● **GOAL**:
Take the listing and print it in full, exactly as given.

::: STORED RECORDS

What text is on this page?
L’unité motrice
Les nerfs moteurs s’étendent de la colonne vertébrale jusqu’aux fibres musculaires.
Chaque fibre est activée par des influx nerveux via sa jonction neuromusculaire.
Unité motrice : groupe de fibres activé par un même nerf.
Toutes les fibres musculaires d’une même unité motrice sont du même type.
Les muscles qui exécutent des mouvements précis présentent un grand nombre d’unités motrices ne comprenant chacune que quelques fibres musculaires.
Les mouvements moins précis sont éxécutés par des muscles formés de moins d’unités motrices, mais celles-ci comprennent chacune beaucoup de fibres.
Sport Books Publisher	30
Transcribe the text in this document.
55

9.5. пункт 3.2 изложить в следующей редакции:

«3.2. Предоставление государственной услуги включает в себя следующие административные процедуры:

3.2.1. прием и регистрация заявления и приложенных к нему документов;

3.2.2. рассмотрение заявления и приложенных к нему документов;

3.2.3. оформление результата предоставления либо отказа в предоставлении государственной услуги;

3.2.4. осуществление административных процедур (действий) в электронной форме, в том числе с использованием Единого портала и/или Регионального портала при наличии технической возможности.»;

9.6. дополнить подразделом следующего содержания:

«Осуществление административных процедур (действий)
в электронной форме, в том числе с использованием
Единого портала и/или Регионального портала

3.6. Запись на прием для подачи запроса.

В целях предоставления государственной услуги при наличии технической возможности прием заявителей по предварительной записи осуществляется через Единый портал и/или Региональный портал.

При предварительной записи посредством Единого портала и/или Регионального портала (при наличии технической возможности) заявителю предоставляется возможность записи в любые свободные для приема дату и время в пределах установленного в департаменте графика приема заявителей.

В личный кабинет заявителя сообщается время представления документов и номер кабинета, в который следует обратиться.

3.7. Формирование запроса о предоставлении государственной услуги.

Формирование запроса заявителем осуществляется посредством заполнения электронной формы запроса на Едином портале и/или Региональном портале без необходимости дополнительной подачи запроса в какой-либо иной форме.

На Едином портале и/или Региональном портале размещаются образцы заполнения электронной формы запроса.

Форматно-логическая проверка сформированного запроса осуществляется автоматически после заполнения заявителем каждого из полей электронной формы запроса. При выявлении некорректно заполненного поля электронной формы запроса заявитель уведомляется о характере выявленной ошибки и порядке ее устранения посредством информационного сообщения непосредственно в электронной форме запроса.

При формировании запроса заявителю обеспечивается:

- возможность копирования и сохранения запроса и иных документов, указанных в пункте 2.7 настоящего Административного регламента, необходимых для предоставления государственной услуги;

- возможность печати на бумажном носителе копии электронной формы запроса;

::::::

● **ANSWER FOR THIS EXERCISE**:
What text is on this page?
L’unité motrice
Les nerfs moteurs s’étendent de la colonne vertébrale jusqu’aux fibres musculaires.
Chaque fibre est activée par des influx nerveux via sa jonction neuromusculaire.
Unité motrice : groupe de fibres activé par un même nerf.
Toutes les fibres musculaires d’une même unité motrice sont du même type.
Les muscles qui exécutent des mouvements précis présentent un grand nombre d’unités motrices ne comprenant chacune que quelques fibres musculaires.
Les mouvements moins précis sont éxécutés par des muscles formés de moins d’unités motrices, mais celles-ci comprennent chacune beaucoup de fibres.
Sport Books Publisher	30
Transcribe the text in this document.
55

9.5. пункт 3.2 изложить в следующей редакции:

«3.2. Предоставление государственной услуги включает в себя следующие административные процедуры:

3.2.1. прием и регистрация заявления и приложенных к нему документов;

3.2.2. рассмотрение заявления и приложенных к нему документов;

3.2.3. оформление результата предоставления либо отказа в предоставлении государственной услуги;

3.2.4. осуществление административных процедур (действий) в электронной форме, в том числе с использованием Единого портала и/или Регионального портала при наличии технической возможности.»;

9.6. дополнить подразделом следующего содержания:

«Осуществление административных процедур (действий)
в электронной форме, в том числе с использованием
Единого портала и/или Регионального портала

3.6. Запись на прием для подачи запроса.

В целях предоставления государственной услуги при наличии технической возможности прием заявителей по предварительной записи осуществляется через Единый портал и/или Региональный портал.

При предварительной записи посредством Единого портала и/или Регионального портала (при наличии технической возможности) заявителю предоставляется возможность записи в любые свободные для приема дату и время в пределах установленного в департаменте графика приема заявителей.

В личный кабинет заявителя сообщается время представления документов и номер кабинета, в который следует обратиться.

3.7. Формирование запроса о предоставлении государственной услуги.

Формирование запроса заявителем осуществляется посредством заполнения электронной формы запроса на Едином портале и/или Региональном портале без необходимости дополнительной подачи запроса в какой-либо иной форме.

На Едином портале и/или Региональном портале размещаются образцы заполнения электронной формы запроса.

Форматно-логическая проверка сформированного запроса осуществляется автоматически после заполнения заявителем каждого из полей электронной формы запроса. При выявлении некорректно заполненного поля электронной формы запроса заявитель уведомляется о характере выявленной ошибки и порядке ее устранения посредством информационного сообщения непосредственно в электронной форме запроса.

При формировании запроса заявителю обеспечивается:

- возможность копирования и сохранения запроса и иных документов, указанных в пункте 2.7 настоящего Административного регламента, необходимых для предоставления государственной услуги;

- возможность печати на бумажном носителе копии электронной формы запроса;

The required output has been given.